- Your instructions -
Using the material below, copy every line where "системы" appears.

- Supplied records -
— start —
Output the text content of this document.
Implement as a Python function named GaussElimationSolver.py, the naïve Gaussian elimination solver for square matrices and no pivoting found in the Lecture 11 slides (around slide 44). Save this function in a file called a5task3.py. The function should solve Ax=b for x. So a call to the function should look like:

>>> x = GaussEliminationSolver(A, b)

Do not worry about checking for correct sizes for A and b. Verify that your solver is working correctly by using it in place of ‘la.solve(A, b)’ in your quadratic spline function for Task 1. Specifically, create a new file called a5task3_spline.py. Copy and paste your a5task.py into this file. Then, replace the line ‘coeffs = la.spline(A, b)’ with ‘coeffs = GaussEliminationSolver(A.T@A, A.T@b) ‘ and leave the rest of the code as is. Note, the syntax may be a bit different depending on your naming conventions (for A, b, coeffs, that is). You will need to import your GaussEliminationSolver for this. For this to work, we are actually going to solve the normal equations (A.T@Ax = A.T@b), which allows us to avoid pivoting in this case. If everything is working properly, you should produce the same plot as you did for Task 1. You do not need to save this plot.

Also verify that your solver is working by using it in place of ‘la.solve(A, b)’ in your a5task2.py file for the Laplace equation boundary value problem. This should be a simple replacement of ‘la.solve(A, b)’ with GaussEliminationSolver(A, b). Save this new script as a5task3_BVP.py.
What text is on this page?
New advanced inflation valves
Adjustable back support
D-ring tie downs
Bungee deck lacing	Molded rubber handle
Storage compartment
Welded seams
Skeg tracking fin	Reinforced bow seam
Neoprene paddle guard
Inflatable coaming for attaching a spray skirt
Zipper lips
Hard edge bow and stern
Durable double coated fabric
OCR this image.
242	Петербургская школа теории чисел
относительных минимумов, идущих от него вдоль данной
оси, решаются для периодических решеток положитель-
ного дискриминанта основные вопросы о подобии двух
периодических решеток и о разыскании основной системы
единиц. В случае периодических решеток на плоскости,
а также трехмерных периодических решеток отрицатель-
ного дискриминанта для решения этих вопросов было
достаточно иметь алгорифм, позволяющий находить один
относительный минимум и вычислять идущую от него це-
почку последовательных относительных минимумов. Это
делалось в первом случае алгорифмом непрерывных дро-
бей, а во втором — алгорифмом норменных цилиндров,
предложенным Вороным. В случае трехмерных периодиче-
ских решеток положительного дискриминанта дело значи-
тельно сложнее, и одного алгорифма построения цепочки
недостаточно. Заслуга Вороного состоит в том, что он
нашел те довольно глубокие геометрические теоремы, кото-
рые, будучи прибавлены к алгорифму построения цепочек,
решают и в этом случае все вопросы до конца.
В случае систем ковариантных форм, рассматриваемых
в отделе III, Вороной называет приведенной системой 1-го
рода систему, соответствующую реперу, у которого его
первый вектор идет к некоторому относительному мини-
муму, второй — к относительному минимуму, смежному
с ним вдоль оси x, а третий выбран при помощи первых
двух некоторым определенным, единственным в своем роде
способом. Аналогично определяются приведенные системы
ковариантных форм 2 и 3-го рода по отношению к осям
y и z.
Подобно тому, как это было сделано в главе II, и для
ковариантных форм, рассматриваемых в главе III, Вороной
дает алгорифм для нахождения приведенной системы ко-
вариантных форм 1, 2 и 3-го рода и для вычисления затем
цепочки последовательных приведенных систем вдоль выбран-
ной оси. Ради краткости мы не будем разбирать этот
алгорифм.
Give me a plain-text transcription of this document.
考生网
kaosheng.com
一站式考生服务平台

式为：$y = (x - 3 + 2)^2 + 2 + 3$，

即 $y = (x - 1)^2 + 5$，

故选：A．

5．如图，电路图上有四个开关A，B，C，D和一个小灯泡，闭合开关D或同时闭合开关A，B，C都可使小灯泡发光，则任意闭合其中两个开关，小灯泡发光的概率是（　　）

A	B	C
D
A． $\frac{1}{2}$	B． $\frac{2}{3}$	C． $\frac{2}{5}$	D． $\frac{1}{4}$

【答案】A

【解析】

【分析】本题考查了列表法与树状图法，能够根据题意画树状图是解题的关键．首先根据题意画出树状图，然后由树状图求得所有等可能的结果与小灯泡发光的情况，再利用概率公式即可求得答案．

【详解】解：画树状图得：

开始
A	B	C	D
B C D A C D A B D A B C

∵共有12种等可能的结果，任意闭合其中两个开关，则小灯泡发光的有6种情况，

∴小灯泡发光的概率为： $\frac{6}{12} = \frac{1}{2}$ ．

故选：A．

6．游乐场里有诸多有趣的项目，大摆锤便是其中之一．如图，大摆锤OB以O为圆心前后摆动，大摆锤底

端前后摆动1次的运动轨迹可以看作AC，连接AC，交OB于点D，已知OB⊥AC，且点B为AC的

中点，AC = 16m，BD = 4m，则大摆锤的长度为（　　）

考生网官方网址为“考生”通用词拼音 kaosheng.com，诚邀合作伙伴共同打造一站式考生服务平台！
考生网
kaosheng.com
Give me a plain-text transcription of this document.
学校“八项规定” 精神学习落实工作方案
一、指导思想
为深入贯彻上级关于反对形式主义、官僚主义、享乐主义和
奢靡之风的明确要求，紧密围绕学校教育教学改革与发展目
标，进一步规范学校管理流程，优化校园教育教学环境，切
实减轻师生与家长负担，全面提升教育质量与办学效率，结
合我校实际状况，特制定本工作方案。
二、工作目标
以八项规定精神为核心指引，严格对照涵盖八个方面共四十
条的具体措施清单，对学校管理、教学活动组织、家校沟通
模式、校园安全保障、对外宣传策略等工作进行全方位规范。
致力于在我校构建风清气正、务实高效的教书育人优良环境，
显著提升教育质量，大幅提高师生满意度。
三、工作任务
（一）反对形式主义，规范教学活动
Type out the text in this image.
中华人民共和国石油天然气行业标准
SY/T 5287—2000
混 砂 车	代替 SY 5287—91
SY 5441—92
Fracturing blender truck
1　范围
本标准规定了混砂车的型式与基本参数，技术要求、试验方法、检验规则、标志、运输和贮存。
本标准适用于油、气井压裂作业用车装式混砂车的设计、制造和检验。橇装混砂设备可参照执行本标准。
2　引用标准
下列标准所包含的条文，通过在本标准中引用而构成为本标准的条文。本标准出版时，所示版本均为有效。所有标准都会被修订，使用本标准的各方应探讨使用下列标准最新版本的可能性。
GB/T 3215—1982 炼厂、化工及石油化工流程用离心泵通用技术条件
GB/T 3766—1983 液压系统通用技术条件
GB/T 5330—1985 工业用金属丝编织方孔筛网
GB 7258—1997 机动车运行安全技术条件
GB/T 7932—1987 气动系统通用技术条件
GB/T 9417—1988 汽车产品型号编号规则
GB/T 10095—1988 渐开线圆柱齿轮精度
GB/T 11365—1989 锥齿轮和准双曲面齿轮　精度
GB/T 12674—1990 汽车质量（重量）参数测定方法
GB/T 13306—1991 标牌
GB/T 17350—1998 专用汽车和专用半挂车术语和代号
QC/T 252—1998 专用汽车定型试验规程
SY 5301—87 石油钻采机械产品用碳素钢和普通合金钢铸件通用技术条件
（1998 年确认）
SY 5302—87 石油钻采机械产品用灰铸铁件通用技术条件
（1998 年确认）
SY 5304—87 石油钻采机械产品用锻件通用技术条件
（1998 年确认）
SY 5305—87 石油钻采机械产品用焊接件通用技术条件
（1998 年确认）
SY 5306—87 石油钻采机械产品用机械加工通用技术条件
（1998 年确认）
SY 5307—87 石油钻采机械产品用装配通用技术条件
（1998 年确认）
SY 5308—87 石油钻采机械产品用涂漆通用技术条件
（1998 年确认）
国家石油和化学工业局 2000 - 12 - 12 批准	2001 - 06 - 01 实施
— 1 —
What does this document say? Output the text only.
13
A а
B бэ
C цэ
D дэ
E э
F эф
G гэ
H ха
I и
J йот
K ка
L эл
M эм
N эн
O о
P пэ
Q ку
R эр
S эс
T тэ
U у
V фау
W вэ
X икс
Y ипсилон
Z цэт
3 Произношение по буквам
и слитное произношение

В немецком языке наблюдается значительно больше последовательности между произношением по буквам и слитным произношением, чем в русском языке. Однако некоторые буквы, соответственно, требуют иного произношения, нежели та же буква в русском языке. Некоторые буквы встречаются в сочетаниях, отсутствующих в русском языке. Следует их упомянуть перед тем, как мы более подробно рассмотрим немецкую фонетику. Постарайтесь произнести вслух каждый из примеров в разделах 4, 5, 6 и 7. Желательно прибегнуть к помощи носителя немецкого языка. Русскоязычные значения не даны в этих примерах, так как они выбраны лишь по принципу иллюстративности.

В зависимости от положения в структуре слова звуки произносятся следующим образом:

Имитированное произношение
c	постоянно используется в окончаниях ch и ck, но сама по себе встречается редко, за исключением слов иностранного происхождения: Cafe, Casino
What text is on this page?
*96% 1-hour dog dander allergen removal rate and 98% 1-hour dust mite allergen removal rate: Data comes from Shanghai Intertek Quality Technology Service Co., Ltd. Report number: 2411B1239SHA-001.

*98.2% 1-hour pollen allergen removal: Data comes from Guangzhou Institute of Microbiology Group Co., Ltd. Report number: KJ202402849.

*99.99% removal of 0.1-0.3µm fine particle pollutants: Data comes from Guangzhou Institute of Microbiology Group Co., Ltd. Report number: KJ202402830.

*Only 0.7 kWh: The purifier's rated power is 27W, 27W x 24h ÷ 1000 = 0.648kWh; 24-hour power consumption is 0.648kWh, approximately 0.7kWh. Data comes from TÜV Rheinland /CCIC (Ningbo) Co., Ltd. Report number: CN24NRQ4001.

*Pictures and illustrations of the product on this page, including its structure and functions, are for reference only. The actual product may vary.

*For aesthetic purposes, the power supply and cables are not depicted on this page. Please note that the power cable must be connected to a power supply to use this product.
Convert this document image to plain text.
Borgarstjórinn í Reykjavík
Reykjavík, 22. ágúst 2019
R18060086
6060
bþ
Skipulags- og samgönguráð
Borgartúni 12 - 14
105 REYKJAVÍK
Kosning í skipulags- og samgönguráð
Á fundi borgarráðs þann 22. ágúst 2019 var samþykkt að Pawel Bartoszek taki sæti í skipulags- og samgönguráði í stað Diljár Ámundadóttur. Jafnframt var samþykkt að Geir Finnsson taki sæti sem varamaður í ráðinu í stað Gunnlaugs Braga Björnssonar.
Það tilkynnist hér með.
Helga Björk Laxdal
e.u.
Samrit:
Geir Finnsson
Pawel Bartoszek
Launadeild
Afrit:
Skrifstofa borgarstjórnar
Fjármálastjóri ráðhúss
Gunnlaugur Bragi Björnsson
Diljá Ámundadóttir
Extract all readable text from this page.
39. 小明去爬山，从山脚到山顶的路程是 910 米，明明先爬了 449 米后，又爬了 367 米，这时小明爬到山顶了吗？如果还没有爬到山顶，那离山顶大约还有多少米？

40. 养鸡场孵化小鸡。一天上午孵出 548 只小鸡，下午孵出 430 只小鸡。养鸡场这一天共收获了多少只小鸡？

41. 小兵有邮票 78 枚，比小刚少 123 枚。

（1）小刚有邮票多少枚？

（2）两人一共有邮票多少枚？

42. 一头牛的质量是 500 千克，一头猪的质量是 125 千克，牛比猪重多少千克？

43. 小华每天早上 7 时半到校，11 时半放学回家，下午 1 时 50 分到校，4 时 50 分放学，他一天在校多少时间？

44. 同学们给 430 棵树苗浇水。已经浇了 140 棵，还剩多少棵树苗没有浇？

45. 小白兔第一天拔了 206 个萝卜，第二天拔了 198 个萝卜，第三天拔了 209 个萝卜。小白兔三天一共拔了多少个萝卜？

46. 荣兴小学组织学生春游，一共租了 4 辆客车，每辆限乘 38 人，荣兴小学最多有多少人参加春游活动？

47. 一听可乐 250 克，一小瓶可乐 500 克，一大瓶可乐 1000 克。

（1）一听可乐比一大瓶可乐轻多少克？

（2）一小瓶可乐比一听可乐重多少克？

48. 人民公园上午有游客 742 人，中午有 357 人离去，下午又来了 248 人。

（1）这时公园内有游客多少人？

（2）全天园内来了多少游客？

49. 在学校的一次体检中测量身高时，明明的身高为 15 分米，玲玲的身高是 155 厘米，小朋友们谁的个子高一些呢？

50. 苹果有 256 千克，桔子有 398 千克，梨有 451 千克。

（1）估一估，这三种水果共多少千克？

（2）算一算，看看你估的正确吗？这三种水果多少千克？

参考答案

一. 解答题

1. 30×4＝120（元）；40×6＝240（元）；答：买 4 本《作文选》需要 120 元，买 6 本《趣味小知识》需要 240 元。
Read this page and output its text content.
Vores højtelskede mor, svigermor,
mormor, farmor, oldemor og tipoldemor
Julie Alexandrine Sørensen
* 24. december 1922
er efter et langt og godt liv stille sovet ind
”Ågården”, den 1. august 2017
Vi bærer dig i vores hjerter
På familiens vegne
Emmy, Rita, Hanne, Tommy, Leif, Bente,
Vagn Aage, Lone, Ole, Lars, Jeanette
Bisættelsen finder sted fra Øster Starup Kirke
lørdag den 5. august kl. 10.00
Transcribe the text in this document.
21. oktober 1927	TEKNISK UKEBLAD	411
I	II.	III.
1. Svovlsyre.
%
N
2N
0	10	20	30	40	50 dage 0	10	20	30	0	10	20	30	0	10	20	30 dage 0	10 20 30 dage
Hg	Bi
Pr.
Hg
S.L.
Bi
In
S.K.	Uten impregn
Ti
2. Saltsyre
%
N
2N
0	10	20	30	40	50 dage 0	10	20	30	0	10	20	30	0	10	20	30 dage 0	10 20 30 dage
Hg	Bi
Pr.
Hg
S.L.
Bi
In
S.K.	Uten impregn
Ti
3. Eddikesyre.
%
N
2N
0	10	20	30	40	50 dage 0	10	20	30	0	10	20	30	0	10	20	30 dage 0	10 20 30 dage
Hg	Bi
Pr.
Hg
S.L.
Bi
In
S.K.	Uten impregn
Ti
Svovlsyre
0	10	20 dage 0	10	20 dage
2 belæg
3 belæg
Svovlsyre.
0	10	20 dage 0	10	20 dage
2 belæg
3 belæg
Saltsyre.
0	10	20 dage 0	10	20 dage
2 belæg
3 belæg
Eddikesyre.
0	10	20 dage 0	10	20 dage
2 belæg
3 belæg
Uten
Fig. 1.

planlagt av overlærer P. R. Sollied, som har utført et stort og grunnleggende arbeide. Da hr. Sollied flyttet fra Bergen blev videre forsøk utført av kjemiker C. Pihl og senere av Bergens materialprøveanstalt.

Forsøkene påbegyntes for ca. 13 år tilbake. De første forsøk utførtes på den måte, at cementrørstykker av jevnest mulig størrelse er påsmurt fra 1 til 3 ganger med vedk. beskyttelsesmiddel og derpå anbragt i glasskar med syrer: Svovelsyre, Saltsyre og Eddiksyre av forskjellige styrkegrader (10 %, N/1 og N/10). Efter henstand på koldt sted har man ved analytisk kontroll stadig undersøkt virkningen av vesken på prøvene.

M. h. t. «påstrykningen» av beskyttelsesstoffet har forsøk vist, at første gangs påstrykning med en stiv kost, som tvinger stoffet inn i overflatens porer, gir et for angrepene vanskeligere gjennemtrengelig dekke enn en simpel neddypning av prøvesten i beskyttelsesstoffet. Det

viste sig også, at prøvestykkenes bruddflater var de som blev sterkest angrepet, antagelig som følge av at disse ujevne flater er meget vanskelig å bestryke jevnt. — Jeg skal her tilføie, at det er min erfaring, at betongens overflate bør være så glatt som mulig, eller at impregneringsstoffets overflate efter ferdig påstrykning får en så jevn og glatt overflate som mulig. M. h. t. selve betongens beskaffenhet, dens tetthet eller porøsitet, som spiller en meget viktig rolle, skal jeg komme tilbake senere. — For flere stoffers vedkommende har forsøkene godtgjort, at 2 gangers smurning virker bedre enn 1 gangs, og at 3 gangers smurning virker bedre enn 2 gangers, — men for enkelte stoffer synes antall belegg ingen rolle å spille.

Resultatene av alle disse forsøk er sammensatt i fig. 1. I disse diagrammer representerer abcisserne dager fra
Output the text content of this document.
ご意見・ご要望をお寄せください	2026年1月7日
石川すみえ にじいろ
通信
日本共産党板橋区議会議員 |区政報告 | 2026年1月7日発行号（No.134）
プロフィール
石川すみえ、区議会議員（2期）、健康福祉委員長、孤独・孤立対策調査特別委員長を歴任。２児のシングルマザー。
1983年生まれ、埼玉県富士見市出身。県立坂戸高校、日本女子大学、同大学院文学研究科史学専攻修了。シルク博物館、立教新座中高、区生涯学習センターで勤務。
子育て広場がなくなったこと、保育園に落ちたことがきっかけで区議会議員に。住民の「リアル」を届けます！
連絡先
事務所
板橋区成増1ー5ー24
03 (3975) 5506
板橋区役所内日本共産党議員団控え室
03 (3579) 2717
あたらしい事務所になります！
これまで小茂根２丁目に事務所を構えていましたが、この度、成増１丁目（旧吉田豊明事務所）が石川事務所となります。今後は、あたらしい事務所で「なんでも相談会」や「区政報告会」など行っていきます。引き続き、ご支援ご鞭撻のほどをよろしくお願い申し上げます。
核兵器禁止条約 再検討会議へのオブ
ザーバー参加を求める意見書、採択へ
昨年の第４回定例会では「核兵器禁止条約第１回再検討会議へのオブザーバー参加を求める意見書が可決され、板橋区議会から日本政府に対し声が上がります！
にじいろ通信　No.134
— end —
- Task result -
периодических решеток и о разыскании основной системы
способом. Аналогично определяются приведенные системы
дает алгорифм для нахождения приведенной системы ко-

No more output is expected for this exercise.